### WRITTEN PROBLEM
Collect each line containing "solution".

** START **

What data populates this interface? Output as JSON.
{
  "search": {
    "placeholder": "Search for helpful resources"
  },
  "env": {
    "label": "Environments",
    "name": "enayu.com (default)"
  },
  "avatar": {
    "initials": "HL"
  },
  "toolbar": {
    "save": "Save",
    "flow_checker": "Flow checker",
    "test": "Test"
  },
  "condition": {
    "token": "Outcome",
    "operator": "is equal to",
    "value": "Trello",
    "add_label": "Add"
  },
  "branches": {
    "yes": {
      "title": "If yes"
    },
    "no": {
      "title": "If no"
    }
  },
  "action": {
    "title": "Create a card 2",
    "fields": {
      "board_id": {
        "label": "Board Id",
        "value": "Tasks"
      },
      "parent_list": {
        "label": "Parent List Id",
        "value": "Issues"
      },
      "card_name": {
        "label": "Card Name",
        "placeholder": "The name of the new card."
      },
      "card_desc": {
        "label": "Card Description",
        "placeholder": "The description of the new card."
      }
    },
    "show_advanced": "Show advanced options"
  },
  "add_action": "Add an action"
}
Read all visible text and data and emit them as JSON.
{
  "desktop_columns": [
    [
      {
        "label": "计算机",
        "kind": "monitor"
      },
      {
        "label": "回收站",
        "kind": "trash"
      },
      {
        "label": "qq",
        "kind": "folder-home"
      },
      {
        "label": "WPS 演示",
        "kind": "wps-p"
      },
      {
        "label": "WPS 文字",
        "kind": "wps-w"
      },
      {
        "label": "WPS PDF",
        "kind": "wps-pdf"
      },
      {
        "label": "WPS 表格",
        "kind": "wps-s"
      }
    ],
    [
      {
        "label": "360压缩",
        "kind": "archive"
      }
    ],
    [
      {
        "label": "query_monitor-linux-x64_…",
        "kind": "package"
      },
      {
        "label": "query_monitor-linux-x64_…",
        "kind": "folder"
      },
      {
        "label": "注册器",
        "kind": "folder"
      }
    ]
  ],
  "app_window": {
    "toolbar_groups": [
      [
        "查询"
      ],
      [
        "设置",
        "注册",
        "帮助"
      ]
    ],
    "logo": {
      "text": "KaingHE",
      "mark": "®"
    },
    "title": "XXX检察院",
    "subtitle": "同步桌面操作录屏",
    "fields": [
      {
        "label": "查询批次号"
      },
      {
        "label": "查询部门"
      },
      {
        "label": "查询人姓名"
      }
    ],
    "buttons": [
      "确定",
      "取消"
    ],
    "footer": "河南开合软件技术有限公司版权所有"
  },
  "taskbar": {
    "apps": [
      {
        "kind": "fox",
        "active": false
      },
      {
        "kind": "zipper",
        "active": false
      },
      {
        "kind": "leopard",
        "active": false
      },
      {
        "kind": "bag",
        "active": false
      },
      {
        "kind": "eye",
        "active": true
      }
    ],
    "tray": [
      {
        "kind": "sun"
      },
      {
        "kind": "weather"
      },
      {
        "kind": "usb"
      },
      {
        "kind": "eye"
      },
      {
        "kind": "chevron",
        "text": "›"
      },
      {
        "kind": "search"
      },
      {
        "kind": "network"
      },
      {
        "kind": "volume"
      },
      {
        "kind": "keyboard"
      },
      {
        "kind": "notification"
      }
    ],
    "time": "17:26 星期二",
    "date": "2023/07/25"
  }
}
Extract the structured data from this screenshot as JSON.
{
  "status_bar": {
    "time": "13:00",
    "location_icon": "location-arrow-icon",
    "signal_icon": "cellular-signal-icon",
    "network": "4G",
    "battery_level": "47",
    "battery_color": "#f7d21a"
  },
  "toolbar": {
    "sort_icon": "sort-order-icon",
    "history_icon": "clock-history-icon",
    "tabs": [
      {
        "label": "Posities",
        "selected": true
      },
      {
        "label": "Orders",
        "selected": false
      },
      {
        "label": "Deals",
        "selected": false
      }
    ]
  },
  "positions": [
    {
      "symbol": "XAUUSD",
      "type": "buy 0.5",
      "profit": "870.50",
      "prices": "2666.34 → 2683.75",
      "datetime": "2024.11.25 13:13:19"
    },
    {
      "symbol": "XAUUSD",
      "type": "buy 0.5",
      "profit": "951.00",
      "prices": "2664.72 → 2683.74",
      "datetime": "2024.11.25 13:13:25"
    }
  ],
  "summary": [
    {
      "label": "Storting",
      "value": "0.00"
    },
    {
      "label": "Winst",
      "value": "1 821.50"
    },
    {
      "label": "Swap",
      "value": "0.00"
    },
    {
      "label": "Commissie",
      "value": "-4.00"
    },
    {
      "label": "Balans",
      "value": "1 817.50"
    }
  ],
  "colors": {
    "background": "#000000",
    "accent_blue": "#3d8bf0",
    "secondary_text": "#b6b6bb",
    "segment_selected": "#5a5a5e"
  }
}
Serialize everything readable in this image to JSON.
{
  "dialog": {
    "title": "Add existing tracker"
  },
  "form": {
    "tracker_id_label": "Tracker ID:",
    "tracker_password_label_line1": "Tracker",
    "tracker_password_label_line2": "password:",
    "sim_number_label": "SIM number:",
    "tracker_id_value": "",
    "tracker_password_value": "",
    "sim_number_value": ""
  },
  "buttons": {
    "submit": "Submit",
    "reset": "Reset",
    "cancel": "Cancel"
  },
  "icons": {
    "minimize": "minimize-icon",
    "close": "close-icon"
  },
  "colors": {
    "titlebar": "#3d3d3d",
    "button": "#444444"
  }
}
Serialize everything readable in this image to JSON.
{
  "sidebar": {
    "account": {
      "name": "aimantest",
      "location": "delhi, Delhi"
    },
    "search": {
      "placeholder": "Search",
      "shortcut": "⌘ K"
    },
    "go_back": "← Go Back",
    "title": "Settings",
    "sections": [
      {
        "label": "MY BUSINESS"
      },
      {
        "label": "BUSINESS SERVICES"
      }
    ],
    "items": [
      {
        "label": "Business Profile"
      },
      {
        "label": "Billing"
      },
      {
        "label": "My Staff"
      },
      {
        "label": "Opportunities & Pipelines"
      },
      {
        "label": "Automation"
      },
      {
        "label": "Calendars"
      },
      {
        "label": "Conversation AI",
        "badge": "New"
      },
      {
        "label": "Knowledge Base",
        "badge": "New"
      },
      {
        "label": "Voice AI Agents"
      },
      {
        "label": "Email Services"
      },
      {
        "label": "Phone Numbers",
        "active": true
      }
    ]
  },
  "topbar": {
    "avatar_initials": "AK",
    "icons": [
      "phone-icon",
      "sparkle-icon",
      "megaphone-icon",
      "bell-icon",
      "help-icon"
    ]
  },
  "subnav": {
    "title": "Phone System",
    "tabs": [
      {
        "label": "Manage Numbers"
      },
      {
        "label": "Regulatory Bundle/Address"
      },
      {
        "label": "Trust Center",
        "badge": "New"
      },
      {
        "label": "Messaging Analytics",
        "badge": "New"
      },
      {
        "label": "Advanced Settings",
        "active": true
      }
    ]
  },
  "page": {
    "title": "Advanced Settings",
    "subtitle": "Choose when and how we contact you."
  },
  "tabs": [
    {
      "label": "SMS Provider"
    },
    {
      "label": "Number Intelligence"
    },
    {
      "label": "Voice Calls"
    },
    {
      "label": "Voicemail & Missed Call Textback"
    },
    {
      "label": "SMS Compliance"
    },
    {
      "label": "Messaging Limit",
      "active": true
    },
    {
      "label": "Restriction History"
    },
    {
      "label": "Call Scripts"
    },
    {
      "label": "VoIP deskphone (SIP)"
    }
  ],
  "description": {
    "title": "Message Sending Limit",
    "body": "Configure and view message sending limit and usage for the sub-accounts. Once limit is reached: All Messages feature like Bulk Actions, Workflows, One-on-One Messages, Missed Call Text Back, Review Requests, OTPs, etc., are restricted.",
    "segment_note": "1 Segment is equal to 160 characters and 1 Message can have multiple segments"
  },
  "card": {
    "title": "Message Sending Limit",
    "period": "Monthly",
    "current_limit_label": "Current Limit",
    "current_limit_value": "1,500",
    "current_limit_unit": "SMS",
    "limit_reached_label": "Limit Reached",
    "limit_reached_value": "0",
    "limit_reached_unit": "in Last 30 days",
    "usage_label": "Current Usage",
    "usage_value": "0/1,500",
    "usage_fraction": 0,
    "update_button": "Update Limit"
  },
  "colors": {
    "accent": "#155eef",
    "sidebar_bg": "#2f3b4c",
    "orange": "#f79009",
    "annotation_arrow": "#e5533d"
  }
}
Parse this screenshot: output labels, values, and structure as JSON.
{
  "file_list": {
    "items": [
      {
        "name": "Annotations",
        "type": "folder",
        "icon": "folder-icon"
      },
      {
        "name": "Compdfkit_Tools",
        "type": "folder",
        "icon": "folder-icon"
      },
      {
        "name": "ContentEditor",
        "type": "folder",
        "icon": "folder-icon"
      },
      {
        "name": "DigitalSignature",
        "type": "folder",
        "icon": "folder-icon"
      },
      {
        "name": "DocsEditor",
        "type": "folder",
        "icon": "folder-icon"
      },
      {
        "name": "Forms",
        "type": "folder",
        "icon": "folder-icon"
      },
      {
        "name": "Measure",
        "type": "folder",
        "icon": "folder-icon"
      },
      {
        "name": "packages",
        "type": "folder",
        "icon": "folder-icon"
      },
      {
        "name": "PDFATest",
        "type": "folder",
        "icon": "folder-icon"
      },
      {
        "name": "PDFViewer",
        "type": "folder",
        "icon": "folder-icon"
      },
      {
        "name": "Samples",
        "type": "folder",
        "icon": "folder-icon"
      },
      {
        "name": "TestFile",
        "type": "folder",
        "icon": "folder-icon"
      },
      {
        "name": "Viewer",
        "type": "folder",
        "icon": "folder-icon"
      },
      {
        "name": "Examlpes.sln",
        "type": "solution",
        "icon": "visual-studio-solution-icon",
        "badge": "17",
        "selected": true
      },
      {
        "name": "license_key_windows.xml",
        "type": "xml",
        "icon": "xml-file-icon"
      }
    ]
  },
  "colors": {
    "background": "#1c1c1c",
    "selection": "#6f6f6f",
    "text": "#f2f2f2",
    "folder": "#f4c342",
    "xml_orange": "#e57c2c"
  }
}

** END **

### OUTPUT FOR THIS TASK
        "type": "solution",
        "icon": "visual-studio-solution-icon",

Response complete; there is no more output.